-- begin --

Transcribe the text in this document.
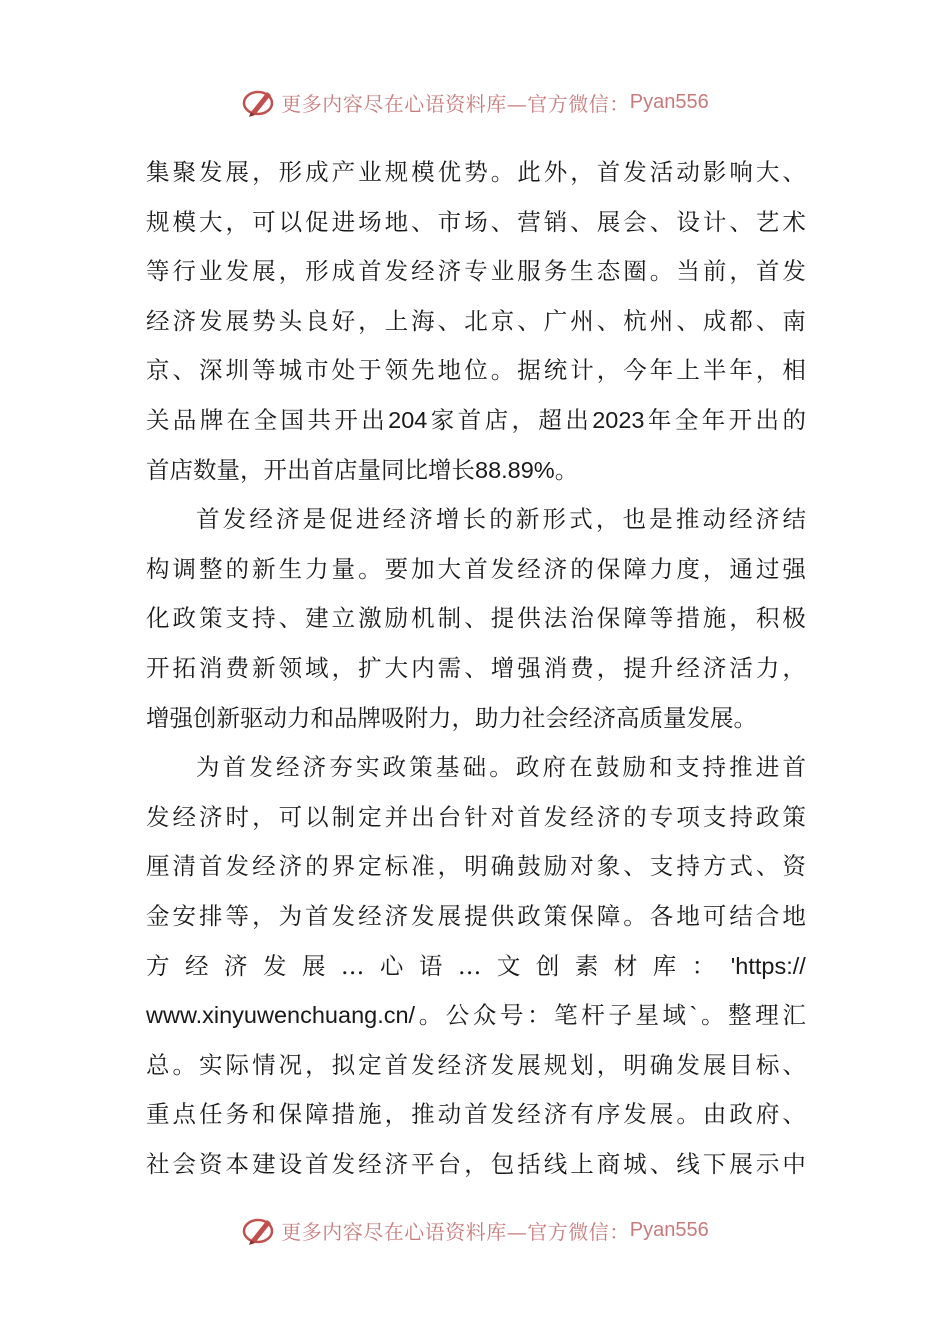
更多内容尽在心语资料库—官方微信： Pyan556
集 聚 发 展 ， 形 成 产 业 规 模 优 势 。 此 外 ， 首 发 活 动 影 响 大 、
规 模 大 ， 可 以 促 进 场 地 、 市 场 、 营 销 、 展 会 、 设 计 、 艺 术
等 行 业 发 展 ， 形 成 首 发 经 济 专 业 服 务 生 态 圈 。 当 前 ， 首 发
经 济 发 展 势 头 良 好 ， 上 海 、 北 京 、 广 州 、 杭 州 、 成 都 、 南
京 、 深 圳 等 城 市 处 于 领 先 地 位 。 据 统 计 ， 今 年 上 半 年 ， 相
关 品 牌 在 全 国 共 开 出 204 家 首 店 ， 超 出 2023 年 全 年 开 出 的
首 店 数 量 ， 开 出 首 店 量 同 比 增 长 88.89% 。
首 发 经 济 是 促 进 经 济 增 长 的 新 形 式 ， 也 是 推 动 经 济 结
构 调 整 的 新 生 力 量 。 要 加 大 首 发 经 济 的 保 障 力 度 ， 通 过 强
化 政 策 支 持 、 建 立 激 励 机 制 、 提 供 法 治 保 障 等 措 施 ， 积 极
开 拓 消 费 新 领 域 ， 扩 大 内 需 、 增 强 消 费 ， 提 升 经 济 活 力 ，
增 强 创 新 驱 动 力 和 品 牌 吸 附 力 ， 助 力 社 会 经 济 高 质 量 发 展 。
为 首 发 经 济 夯 实 政 策 基 础 。 政 府 在 鼓 励 和 支 持 推 进 首
发 经 济 时 ， 可 以 制 定 并 出 台 针 对 首 发 经 济 的 专 项 支 持 政 策
厘 清 首 发 经 济 的 界 定 标 准 ， 明 确 鼓 励 对 象 、 支 持 方 式 、 资
金 安 排 等 ， 为 首 发 经 济 发 展 提 供 政 策 保 障 。 各 地 可 结 合 地
方 经 济 发 展 … 心 语 … 文 创 素 材 库 ： 'https://
www.xinyuwenchuang.cn/ 。 公 众 号 ： 笔 杆 子 星 域 ` 。 整 理 汇
总 。 实 际 情 况 ， 拟 定 首 发 经 济 发 展 规 划 ， 明 确 发 展 目 标 、
重 点 任 务 和 保 障 措 施 ， 推 动 首 发 经 济 有 序 发 展 。 由 政 府 、
社 会 资 本 建 设 首 发 经 济 平 台 ， 包 括 线 上 商 城 、 线 下 展 示 中
更多内容尽在心语资料库—官方微信： Pyan556
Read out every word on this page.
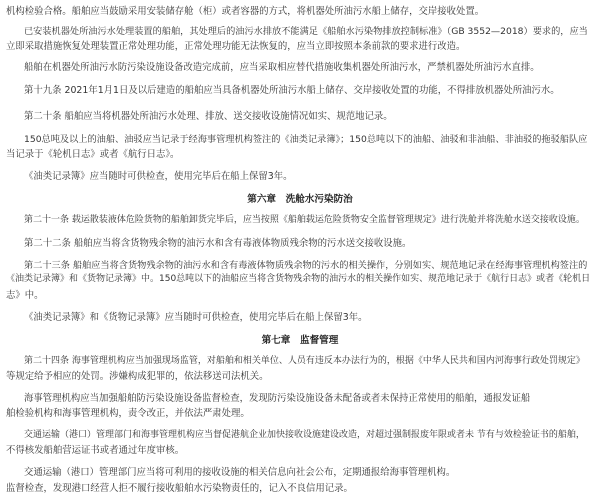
机构检验合格。船舶应当鼓励采用安装储存舱（柜）或者容器的方式，将机器处所油污水船上储存，交岸接收处置。
已安装机器处所油污水处理装置的船舶，其处理后的油污水排放不能满足《船舶水污染物排放控制标准》（GB 3552—2018）要求的，应当
立即采取措施恢复处理装置正常处理功能，正常处理功能无法恢复的，应当立即按照本条前款的要求进行改造。
船舶在机器处所油污水防污染设施设备改造完成前，应当采取相应替代措施收集机器处所油污水，严禁机器处所油污水直排。
第十九条 2021年1月1日及以后建造的船舶应当具备机器处所油污水船上储存、交岸接收处置的功能，不得排放机器处所油污水。
第二十条 船舶应当将机器处所油污水处理、排放、送交接收设施情况如实、规范地记录。
150总吨及以上的油船、油驳应当记录于经海事管理机构签注的《油类记录簿》；150总吨以下的油船、油驳和非油船、非油驳的拖驳船队应
当记录于《轮机日志》或者《航行日志》。
《油类记录簿》应当随时可供检查，使用完毕后在船上保留3年。
第六章　洗舱水污染防治
第二十一条 载运散装液体危险货物的船舶卸货完毕后，应当按照《船舶载运危险货物安全监督管理规定》进行洗舱并将洗舱水送交接收设施。
第二十二条 船舶应当将含货物残余物的油污水和含有毒液体物质残余物的污水送交接收设施。
第二十三条 船舶应当将含货物残余物的油污水和含有毒液体物质残余物的污水的相关操作，分别如实、规范地记录在经海事管理机构签注的
《油类记录簿》和《货物记录簿》中。150总吨以下的油船应当将含货物残余物的油污水的相关操作如实、规范地记录于《航行日志》或者《轮机日
志》中。
《油类记录簿》和《货物记录簿》应当随时可供检查，使用完毕后在船上保留3年。
第七章　监督管理
第二十四条 海事管理机构应当加强现场监管，对船舶和相关单位、人员有违反本办法行为的，根据《中华人民共和国内河海事行政处罚规定》
等规定给予相应的处罚。涉嫌构成犯罪的，依法移送司法机关。
海事管理机构应当加强船舶防污染设施设备监督检查，发现防污染设施设备未配备或者未保持正常使用的船舶，通报发证船
舶检验机构和海事管理机构，责令改正，并依法严肃处理。
交通运输（港口）管理部门和海事管理机构应当督促港航企业加快接收设施建设改造，对超过强制报废年限或者未 节有与效检验证书的船舶，
不得核发船舶营运证书或者通过年度审核。
交通运输（港口）管理部门应当将可利用的接收设施的相关信息向社会公布，定期通报给海事管理机构。
监督检查，发现港口经营人拒不履行接收船舶水污染物责任的，记入不良信用记录。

-- end --

Short task: Filter the data for the string "航行日志" and copy every line that has it.

Full solution:
当记录于《轮机日志》或者《航行日志》。
《油类记录簿》和《货物记录簿》中。150总吨以下的油船应当将含货物残余物的油污水的相关操作如实、规范地记录于《航行日志》或者《轮机日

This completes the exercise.